[What is asked] Output each line exactly as it appears, skipping any embedded picture.

□ □ □ □

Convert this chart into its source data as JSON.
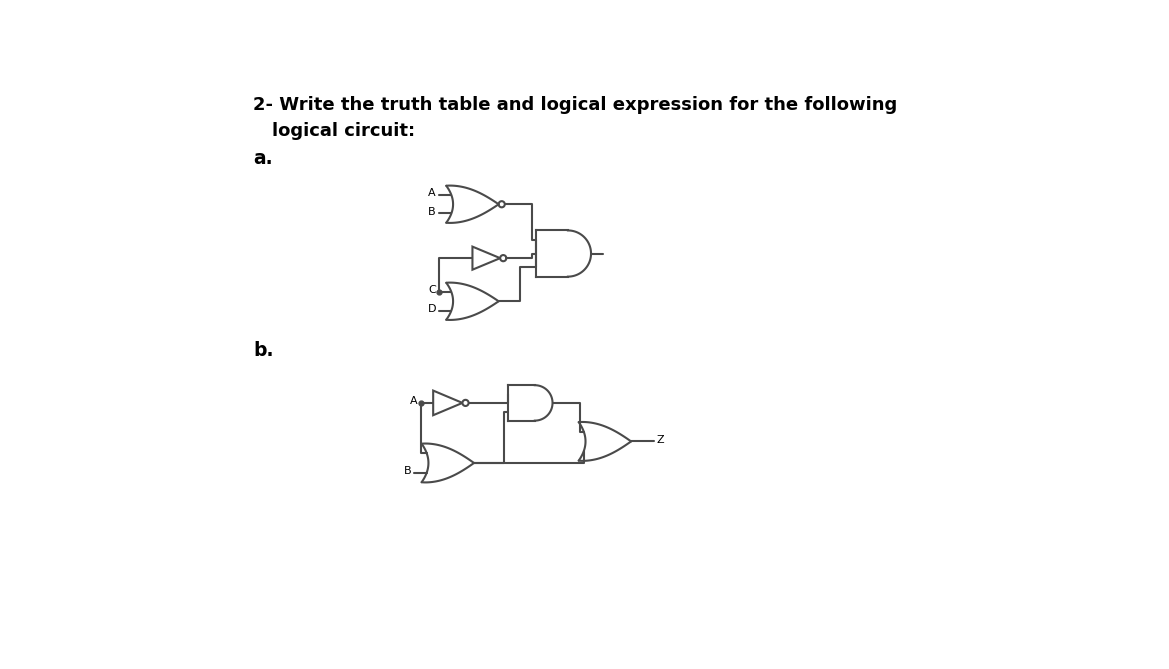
{
  "title_line1": "2- Write the truth table and logical expression for the following",
  "title_line2": "logical circuit:",
  "label_a": "a.",
  "label_b": "b.",
  "lc": "#4a4a4a",
  "lw": 1.5,
  "fs_title": 13.0,
  "fs_label": 13.5,
  "fs_io": 8.0
}
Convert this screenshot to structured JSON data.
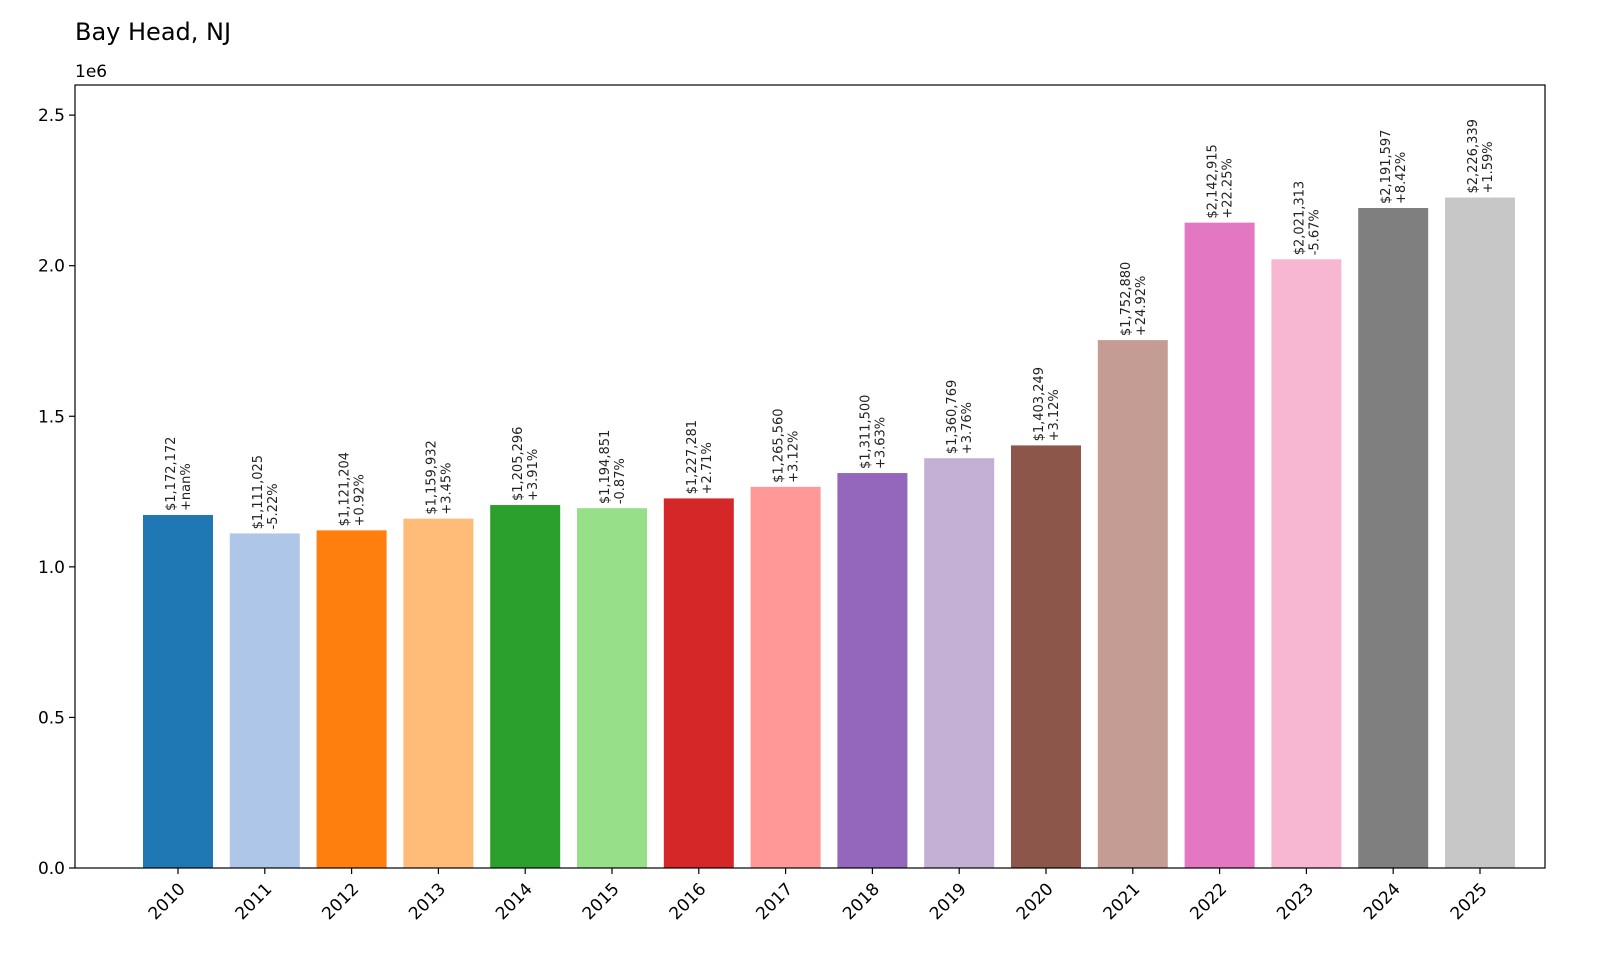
{
  "chart_data": {
    "type": "bar",
    "title": "Bay Head, NJ",
    "xlabel": "",
    "ylabel": "",
    "y_offset_label": "1e6",
    "ylim": [
      0,
      2.6
    ],
    "yticks": [
      "0.0",
      "0.5",
      "1.0",
      "1.5",
      "2.0",
      "2.5"
    ],
    "grid": false,
    "categories": [
      "2010",
      "2011",
      "2012",
      "2013",
      "2014",
      "2015",
      "2016",
      "2017",
      "2018",
      "2019",
      "2020",
      "2021",
      "2022",
      "2023",
      "2024",
      "2025"
    ],
    "values": [
      1172172,
      1111025,
      1121204,
      1159932,
      1205296,
      1194851,
      1227281,
      1265560,
      1311500,
      1360769,
      1403249,
      1752880,
      2142915,
      2021313,
      2191597,
      2226339
    ],
    "value_labels": [
      "$1,172,172",
      "$1,111,025",
      "$1,121,204",
      "$1,159,932",
      "$1,205,296",
      "$1,194,851",
      "$1,227,281",
      "$1,265,560",
      "$1,311,500",
      "$1,360,769",
      "$1,403,249",
      "$1,752,880",
      "$2,142,915",
      "$2,021,313",
      "$2,191,597",
      "$2,226,339"
    ],
    "change_labels": [
      "+nan%",
      "-5.22%",
      "+0.92%",
      "+3.45%",
      "+3.91%",
      "-0.87%",
      "+2.71%",
      "+3.12%",
      "+3.63%",
      "+3.76%",
      "+3.12%",
      "+24.92%",
      "+22.25%",
      "-5.67%",
      "+8.42%",
      "+1.59%"
    ],
    "colors": [
      "#1f77b4",
      "#aec7e8",
      "#ff7f0e",
      "#ffbb78",
      "#2ca02c",
      "#98df8a",
      "#d62728",
      "#ff9896",
      "#9467bd",
      "#c5b0d5",
      "#8c564b",
      "#c49c94",
      "#e377c2",
      "#f7b6d2",
      "#7f7f7f",
      "#c7c7c7"
    ]
  }
}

□ □ □ □

[Complete output]
Convert this chart into its source data as JSON.
{
  "title_line1": "2- Write the truth table and logical expression for the following",
  "title_line2": "logical circuit:",
  "label_a": "a.",
  "label_b": "b.",
  "lc": "#4a4a4a",
  "lw": 1.5,
  "fs_title": 13.0,
  "fs_label": 13.5,
  "fs_io": 8.0
}
Convert this screenshot to structured JSON data.
{
  "chart_data": {
    "type": "bar",
    "title": "Bay Head, NJ",
    "xlabel": "",
    "ylabel": "",
    "y_offset_label": "1e6",
    "ylim": [
      0,
      2.6
    ],
    "yticks": [
      "0.0",
      "0.5",
      "1.0",
      "1.5",
      "2.0",
      "2.5"
    ],
    "grid": false,
    "categories": [
      "2010",
      "2011",
      "2012",
      "2013",
      "2014",
      "2015",
      "2016",
      "2017",
      "2018",
      "2019",
      "2020",
      "2021",
      "2022",
      "2023",
      "2024",
      "2025"
    ],
    "values": [
      1172172,
      1111025,
      1121204,
      1159932,
      1205296,
      1194851,
      1227281,
      1265560,
      1311500,
      1360769,
      1403249,
      1752880,
      2142915,
      2021313,
      2191597,
      2226339
    ],
    "value_labels": [
      "$1,172,172",
      "$1,111,025",
      "$1,121,204",
      "$1,159,932",
      "$1,205,296",
      "$1,194,851",
      "$1,227,281",
      "$1,265,560",
      "$1,311,500",
      "$1,360,769",
      "$1,403,249",
      "$1,752,880",
      "$2,142,915",
      "$2,021,313",
      "$2,191,597",
      "$2,226,339"
    ],
    "change_labels": [
      "+nan%",
      "-5.22%",
      "+0.92%",
      "+3.45%",
      "+3.91%",
      "-0.87%",
      "+2.71%",
      "+3.12%",
      "+3.63%",
      "+3.76%",
      "+3.12%",
      "+24.92%",
      "+22.25%",
      "-5.67%",
      "+8.42%",
      "+1.59%"
    ],
    "colors": [
      "#1f77b4",
      "#aec7e8",
      "#ff7f0e",
      "#ffbb78",
      "#2ca02c",
      "#98df8a",
      "#d62728",
      "#ff9896",
      "#9467bd",
      "#c5b0d5",
      "#8c564b",
      "#c49c94",
      "#e377c2",
      "#f7b6d2",
      "#7f7f7f",
      "#c7c7c7"
    ]
  }
}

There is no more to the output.